DATASET EXCERPTS >>
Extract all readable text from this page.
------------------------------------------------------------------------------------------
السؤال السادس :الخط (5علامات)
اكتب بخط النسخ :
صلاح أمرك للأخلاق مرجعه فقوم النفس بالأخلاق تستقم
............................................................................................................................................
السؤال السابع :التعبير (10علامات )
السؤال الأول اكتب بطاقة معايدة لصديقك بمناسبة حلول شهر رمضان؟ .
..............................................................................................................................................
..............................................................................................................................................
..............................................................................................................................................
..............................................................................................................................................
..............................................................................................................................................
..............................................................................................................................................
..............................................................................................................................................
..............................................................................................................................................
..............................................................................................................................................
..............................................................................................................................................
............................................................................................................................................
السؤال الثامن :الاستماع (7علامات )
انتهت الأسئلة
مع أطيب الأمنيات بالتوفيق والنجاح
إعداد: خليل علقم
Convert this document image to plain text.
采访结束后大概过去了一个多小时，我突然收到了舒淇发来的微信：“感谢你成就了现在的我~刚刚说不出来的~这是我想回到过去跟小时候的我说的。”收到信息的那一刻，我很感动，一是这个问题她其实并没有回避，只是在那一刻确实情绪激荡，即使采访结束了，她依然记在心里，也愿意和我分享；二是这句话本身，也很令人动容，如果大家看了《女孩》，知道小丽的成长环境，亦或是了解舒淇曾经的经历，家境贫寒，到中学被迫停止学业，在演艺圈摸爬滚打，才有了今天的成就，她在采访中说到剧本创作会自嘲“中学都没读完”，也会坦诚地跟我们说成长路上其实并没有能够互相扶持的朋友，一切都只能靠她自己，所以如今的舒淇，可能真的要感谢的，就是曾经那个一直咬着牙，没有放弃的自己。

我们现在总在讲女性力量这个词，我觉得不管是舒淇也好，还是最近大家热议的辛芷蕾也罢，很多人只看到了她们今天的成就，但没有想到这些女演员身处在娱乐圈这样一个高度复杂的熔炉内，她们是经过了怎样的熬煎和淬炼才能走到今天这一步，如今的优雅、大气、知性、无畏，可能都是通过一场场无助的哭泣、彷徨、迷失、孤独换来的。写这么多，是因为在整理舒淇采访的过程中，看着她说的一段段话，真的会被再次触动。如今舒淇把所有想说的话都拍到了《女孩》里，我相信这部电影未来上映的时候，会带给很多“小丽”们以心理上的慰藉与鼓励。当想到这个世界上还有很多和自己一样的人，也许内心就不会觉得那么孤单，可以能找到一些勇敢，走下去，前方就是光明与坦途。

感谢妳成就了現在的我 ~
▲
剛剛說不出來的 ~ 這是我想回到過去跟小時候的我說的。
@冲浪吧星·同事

PROMPT >> Select all lines in the listing above where the word "text" appears, and show them.

TASK RESULT >>
Extract all readable text from this page.
Convert this document image to plain text.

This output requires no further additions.